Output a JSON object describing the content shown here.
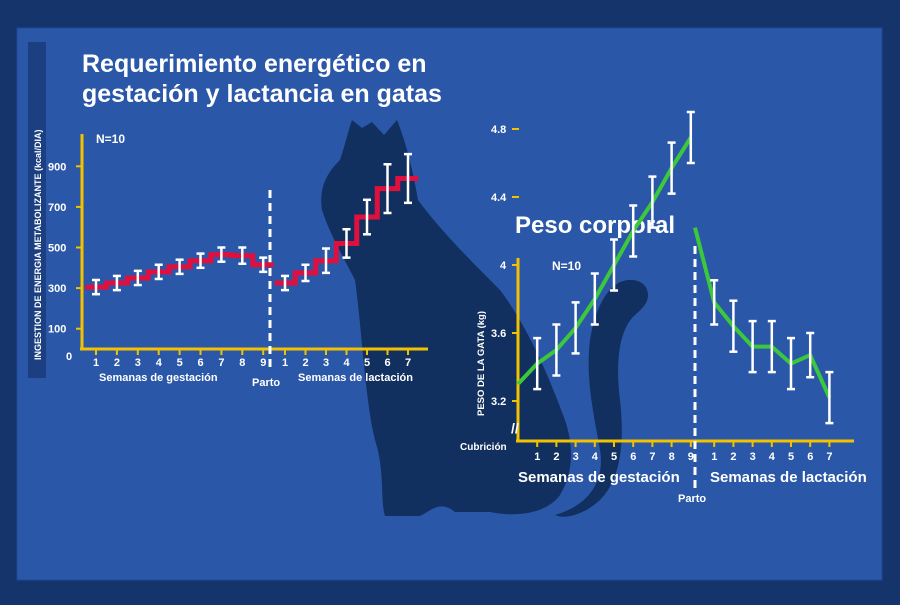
{
  "colors": {
    "background": "#16346c",
    "panel": "#2a57a8",
    "axis": "#f2c200",
    "cat": "#12305f",
    "energy_line": "#e0103e",
    "weight_line": "#3cc83c",
    "error_bar": "#ffffff"
  },
  "slide_title": {
    "line1": "Requerimiento energético en",
    "line2": "gestación y lactancia en gatas"
  },
  "chart_data": [
    {
      "type": "line",
      "step": true,
      "title": "Requerimiento energético en gestación y lactancia en gatas",
      "ylabel": "INGESTION DE ENERGIA METABOLIZANTE (kcal/DIA)",
      "annotation_n": "N=10",
      "ylim": [
        0,
        1000
      ],
      "yticks": [
        "0",
        "100",
        "300",
        "500",
        "700",
        "900"
      ],
      "divider_label": "Parto",
      "segments": [
        {
          "xlabel": "Semanas de gestación",
          "x": [
            "1",
            "2",
            "3",
            "4",
            "5",
            "6",
            "7",
            "8",
            "9"
          ],
          "y": [
            305,
            325,
            350,
            380,
            405,
            435,
            465,
            460,
            415
          ],
          "y_err": [
            35,
            35,
            35,
            35,
            35,
            35,
            35,
            40,
            35
          ]
        },
        {
          "xlabel": "Semanas de lactación",
          "x": [
            "1",
            "2",
            "3",
            "4",
            "5",
            "6",
            "7"
          ],
          "y": [
            325,
            375,
            435,
            520,
            650,
            790,
            840
          ],
          "y_err": [
            35,
            40,
            60,
            70,
            85,
            120,
            120
          ]
        }
      ]
    },
    {
      "type": "line",
      "title": "Peso corporal",
      "ylabel": "PESO DE LA GATA (kg)",
      "annotation_n": "N=10",
      "ylim": [
        2.85,
        4.85
      ],
      "yticks": [
        "3.2",
        "3.6",
        "4",
        "4.4",
        "4.8"
      ],
      "start_label": "Cubrición",
      "divider_label": "Parto",
      "segments": [
        {
          "xlabel": "Semanas de gestación",
          "x": [
            "Cubrición",
            "1",
            "2",
            "3",
            "4",
            "5",
            "6",
            "7",
            "8",
            "9"
          ],
          "y": [
            3.3,
            3.42,
            3.5,
            3.63,
            3.8,
            4.0,
            4.2,
            4.37,
            4.57,
            4.75
          ],
          "y_err": [
            0,
            0.15,
            0.15,
            0.15,
            0.15,
            0.15,
            0.15,
            0.15,
            0.15,
            0.15
          ]
        },
        {
          "xlabel": "Semanas de lactación",
          "x": [
            "Parto",
            "1",
            "2",
            "3",
            "4",
            "5",
            "6",
            "7"
          ],
          "y": [
            4.22,
            3.78,
            3.64,
            3.52,
            3.52,
            3.42,
            3.47,
            3.22
          ],
          "y_err": [
            0,
            0.13,
            0.15,
            0.15,
            0.15,
            0.15,
            0.13,
            0.15
          ]
        }
      ]
    }
  ]
}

• What to do:
From start to finish, output the listing exactly, but omit its pictures.

• Finished task:
Output a JSON object describing the content shown here.
{
  "colors": {
    "background": "#16346c",
    "panel": "#2a57a8",
    "axis": "#f2c200",
    "cat": "#12305f",
    "energy_line": "#e0103e",
    "weight_line": "#3cc83c",
    "error_bar": "#ffffff"
  },
  "slide_title": {
    "line1": "Requerimiento energético en",
    "line2": "gestación y lactancia en gatas"
  },
  "chart_data": [
    {
      "type": "line",
      "step": true,
      "title": "Requerimiento energético en gestación y lactancia en gatas",
      "ylabel": "INGESTION DE ENERGIA METABOLIZANTE (kcal/DIA)",
      "annotation_n": "N=10",
      "ylim": [
        0,
        1000
      ],
      "yticks": [
        "0",
        "100",
        "300",
        "500",
        "700",
        "900"
      ],
      "divider_label": "Parto",
      "segments": [
        {
          "xlabel": "Semanas de gestación",
          "x": [
            "1",
            "2",
            "3",
            "4",
            "5",
            "6",
            "7",
            "8",
            "9"
          ],
          "y": [
            305,
            325,
            350,
            380,
            405,
            435,
            465,
            460,
            415
          ],
          "y_err": [
            35,
            35,
            35,
            35,
            35,
            35,
            35,
            40,
            35
          ]
        },
        {
          "xlabel": "Semanas de lactación",
          "x": [
            "1",
            "2",
            "3",
            "4",
            "5",
            "6",
            "7"
          ],
          "y": [
            325,
            375,
            435,
            520,
            650,
            790,
            840
          ],
          "y_err": [
            35,
            40,
            60,
            70,
            85,
            120,
            120
          ]
        }
      ]
    },
    {
      "type": "line",
      "title": "Peso corporal",
      "ylabel": "PESO DE LA GATA (kg)",
      "annotation_n": "N=10",
      "ylim": [
        2.85,
        4.85
      ],
      "yticks": [
        "3.2",
        "3.6",
        "4",
        "4.4",
        "4.8"
      ],
      "start_label": "Cubrición",
      "divider_label": "Parto",
      "segments": [
        {
          "xlabel": "Semanas de gestación",
          "x": [
            "Cubrición",
            "1",
            "2",
            "3",
            "4",
            "5",
            "6",
            "7",
            "8",
            "9"
          ],
          "y": [
            3.3,
            3.42,
            3.5,
            3.63,
            3.8,
            4.0,
            4.2,
            4.37,
            4.57,
            4.75
          ],
          "y_err": [
            0,
            0.15,
            0.15,
            0.15,
            0.15,
            0.15,
            0.15,
            0.15,
            0.15,
            0.15
          ]
        },
        {
          "xlabel": "Semanas de lactación",
          "x": [
            "Parto",
            "1",
            "2",
            "3",
            "4",
            "5",
            "6",
            "7"
          ],
          "y": [
            4.22,
            3.78,
            3.64,
            3.52,
            3.52,
            3.42,
            3.47,
            3.22
          ],
          "y_err": [
            0,
            0.13,
            0.15,
            0.15,
            0.15,
            0.15,
            0.13,
            0.15
          ]
        }
      ]
    }
  ]
}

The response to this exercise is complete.